Supplied material.
┌────────

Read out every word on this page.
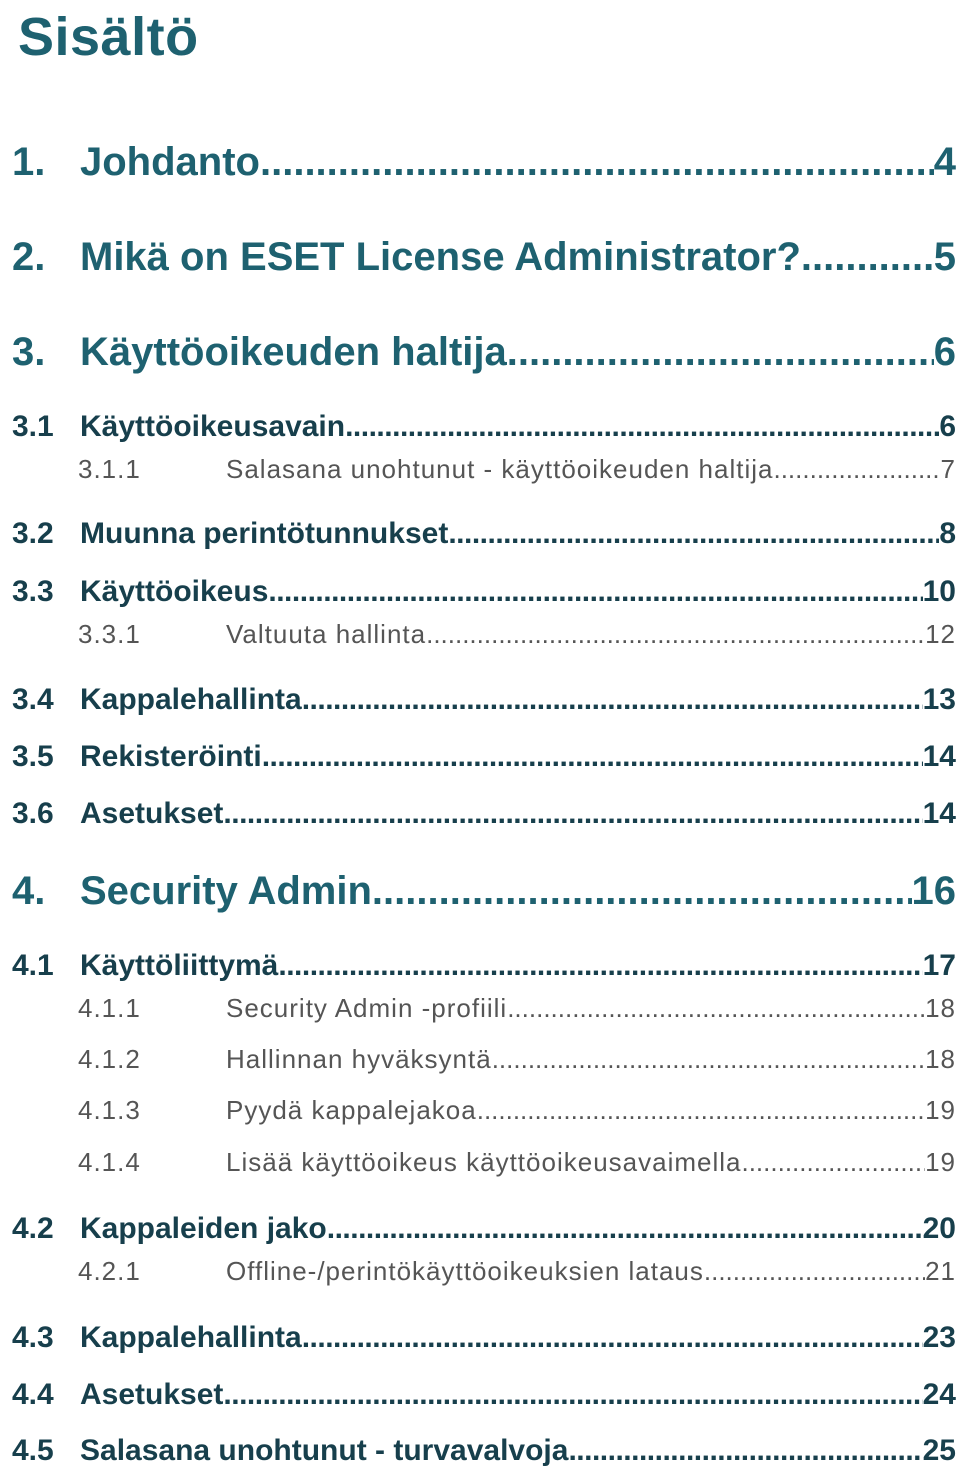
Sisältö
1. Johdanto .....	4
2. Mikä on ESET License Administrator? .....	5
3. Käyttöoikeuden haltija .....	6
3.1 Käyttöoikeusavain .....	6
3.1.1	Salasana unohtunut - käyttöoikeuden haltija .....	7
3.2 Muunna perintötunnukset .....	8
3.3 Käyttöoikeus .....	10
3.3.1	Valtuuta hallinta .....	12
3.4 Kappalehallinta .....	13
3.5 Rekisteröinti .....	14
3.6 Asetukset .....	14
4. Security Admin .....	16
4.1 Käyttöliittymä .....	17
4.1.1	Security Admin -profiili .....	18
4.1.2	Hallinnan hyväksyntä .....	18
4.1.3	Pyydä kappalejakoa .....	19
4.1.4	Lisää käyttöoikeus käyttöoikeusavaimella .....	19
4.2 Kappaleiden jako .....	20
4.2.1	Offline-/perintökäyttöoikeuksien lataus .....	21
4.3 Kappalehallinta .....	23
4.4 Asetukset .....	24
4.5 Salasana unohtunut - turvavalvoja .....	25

└────────

Brief. Filter for "Security". Return all lines that hold it.

Problem solution.
4. Security Admin .....	16
4.1.1	Security Admin -profiili .....	18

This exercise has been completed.